What you have to do
Set down each record exactly as written.

•••••

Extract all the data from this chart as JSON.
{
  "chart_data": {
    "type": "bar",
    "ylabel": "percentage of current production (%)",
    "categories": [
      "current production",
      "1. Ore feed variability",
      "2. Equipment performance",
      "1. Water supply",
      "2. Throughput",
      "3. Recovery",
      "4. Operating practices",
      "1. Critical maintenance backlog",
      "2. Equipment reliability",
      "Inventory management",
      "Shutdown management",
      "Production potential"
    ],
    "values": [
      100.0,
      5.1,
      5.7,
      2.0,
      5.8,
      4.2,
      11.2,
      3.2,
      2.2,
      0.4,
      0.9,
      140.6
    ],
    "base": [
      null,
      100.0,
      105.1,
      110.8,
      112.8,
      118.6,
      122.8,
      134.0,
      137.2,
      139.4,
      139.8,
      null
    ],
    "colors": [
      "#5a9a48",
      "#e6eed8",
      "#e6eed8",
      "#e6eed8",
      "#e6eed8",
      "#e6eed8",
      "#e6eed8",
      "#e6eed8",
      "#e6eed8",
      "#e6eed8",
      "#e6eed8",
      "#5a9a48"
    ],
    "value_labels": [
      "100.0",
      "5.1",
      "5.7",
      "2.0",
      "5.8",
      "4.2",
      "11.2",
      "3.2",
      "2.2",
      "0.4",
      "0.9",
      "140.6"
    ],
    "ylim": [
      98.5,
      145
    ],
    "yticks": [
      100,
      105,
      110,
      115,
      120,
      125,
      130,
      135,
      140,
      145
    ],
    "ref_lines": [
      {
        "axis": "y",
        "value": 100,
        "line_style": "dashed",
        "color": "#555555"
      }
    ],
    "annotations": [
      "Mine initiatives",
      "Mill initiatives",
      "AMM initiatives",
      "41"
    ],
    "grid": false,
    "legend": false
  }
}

•••••

Solution to this exercise
Extract all the data from this chart as JSON.
{
  "chart_data": {
    "type": "bar",
    "ylabel": "percentage of current production (%)",
    "categories": [
      "current production",
      "1. Ore feed variability",
      "2. Equipment performance",
      "1. Water supply",
      "2. Throughput",
      "3. Recovery",
      "4. Operating practices",
      "1. Critical maintenance backlog",
      "2. Equipment reliability",
      "Inventory management",
      "Shutdown management",
      "Production potential"
    ],
    "values": [
      100.0,
      5.1,
      5.7,
      2.0,
      5.8,
      4.2,
      11.2,
      3.2,
      2.2,
      0.4,
      0.9,
      140.6
    ],
    "base": [
      null,
      100.0,
      105.1,
      110.8,
      112.8,
      118.6,
      122.8,
      134.0,
      137.2,
      139.4,
      139.8,
      null
    ],
    "colors": [
      "#5a9a48",
      "#e6eed8",
      "#e6eed8",
      "#e6eed8",
      "#e6eed8",
      "#e6eed8",
      "#e6eed8",
      "#e6eed8",
      "#e6eed8",
      "#e6eed8",
      "#e6eed8",
      "#5a9a48"
    ],
    "value_labels": [
      "100.0",
      "5.1",
      "5.7",
      "2.0",
      "5.8",
      "4.2",
      "11.2",
      "3.2",
      "2.2",
      "0.4",
      "0.9",
      "140.6"
    ],
    "ylim": [
      98.5,
      145
    ],
    "yticks": [
      100,
      105,
      110,
      115,
      120,
      125,
      130,
      135,
      140,
      145
    ],
    "ref_lines": [
      {
        "axis": "y",
        "value": 100,
        "line_style": "dashed",
        "color": "#555555"
      }
    ],
    "annotations": [
      "Mine initiatives",
      "Mill initiatives",
      "AMM initiatives",
      "41"
    ],
    "grid": false,
    "legend": false
  }
}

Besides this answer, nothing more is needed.